What the exercise asks: Transcribe the records that follow, preserving every word.
>> BEGIN The data
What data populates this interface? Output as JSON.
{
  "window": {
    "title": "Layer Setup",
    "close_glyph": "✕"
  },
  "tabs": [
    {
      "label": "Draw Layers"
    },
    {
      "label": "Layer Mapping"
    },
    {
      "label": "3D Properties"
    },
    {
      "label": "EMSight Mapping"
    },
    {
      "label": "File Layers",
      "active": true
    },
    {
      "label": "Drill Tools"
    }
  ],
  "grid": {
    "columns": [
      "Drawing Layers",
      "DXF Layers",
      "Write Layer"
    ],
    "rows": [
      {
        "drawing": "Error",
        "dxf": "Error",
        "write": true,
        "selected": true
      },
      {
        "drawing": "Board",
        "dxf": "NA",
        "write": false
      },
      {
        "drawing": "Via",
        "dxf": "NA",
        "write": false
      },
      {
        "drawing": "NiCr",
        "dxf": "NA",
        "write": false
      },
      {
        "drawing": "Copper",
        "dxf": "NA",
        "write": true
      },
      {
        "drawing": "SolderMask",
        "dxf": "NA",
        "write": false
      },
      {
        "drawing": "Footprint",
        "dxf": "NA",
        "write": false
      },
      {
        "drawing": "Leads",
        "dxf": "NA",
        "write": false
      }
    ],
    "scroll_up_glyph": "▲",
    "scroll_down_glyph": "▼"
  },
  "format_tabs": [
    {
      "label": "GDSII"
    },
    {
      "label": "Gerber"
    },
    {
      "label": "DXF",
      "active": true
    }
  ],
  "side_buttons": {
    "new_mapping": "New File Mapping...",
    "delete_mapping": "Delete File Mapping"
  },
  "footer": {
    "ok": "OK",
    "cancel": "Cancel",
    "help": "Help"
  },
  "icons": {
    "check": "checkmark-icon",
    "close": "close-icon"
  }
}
>> END The data
Expected output:
What data populates this interface? Output as JSON.
{
  "window": {
    "title": "Layer Setup",
    "close_glyph": "✕"
  },
  "tabs": [
    {
      "label": "Draw Layers"
    },
    {
      "label": "Layer Mapping"
    },
    {
      "label": "3D Properties"
    },
    {
      "label": "EMSight Mapping"
    },
    {
      "label": "File Layers",
      "active": true
    },
    {
      "label": "Drill Tools"
    }
  ],
  "grid": {
    "columns": [
      "Drawing Layers",
      "DXF Layers",
      "Write Layer"
    ],
    "rows": [
      {
        "drawing": "Error",
        "dxf": "Error",
        "write": true,
        "selected": true
      },
      {
        "drawing": "Board",
        "dxf": "NA",
        "write": false
      },
      {
        "drawing": "Via",
        "dxf": "NA",
        "write": false
      },
      {
        "drawing": "NiCr",
        "dxf": "NA",
        "write": false
      },
      {
        "drawing": "Copper",
        "dxf": "NA",
        "write": true
      },
      {
        "drawing": "SolderMask",
        "dxf": "NA",
        "write": false
      },
      {
        "drawing": "Footprint",
        "dxf": "NA",
        "write": false
      },
      {
        "drawing": "Leads",
        "dxf": "NA",
        "write": false
      }
    ],
    "scroll_up_glyph": "▲",
    "scroll_down_glyph": "▼"
  },
  "format_tabs": [
    {
      "label": "GDSII"
    },
    {
      "label": "Gerber"
    },
    {
      "label": "DXF",
      "active": true
    }
  ],
  "side_buttons": {
    "new_mapping": "New File Mapping...",
    "delete_mapping": "Delete File Mapping"
  },
  "footer": {
    "ok": "OK",
    "cancel": "Cancel",
    "help": "Help"
  },
  "icons": {
    "check": "checkmark-icon",
    "close": "close-icon"
  }
}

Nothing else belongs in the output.